* Work to be completed:
Pick every line with "Менеджер" from the material below.

Data records:
——————

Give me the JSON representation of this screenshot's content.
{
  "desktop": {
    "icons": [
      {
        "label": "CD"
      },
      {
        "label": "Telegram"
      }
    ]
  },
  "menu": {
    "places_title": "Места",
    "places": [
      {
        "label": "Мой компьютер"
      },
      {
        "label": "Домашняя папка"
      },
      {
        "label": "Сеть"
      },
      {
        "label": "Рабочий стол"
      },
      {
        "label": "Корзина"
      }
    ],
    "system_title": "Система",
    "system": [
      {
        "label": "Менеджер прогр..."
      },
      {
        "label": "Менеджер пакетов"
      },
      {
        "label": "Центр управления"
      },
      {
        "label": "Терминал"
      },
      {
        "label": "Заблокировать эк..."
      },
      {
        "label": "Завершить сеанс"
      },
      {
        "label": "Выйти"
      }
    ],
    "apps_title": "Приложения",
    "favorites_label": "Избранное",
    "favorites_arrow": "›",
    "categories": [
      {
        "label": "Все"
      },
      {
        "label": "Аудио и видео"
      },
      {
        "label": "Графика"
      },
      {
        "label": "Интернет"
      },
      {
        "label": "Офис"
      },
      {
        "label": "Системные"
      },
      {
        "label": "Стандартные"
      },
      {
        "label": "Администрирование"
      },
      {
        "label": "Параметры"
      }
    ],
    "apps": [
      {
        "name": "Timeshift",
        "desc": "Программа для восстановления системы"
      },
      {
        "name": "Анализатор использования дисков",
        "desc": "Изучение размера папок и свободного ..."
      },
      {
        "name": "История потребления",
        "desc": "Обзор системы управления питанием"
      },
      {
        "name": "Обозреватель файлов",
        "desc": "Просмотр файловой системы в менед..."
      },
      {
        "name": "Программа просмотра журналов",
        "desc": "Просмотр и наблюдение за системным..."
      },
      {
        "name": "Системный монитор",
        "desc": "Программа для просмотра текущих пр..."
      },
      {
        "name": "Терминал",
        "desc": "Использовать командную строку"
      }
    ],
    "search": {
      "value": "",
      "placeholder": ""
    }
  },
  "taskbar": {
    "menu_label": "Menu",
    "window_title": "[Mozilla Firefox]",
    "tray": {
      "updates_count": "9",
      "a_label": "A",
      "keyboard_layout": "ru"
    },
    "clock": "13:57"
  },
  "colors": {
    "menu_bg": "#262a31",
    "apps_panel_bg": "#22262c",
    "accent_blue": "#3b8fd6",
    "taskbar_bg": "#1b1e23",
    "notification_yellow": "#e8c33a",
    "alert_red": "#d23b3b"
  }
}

——————

* Response:
        "label": "Менеджер прогр..."
        "label": "Менеджер пакетов"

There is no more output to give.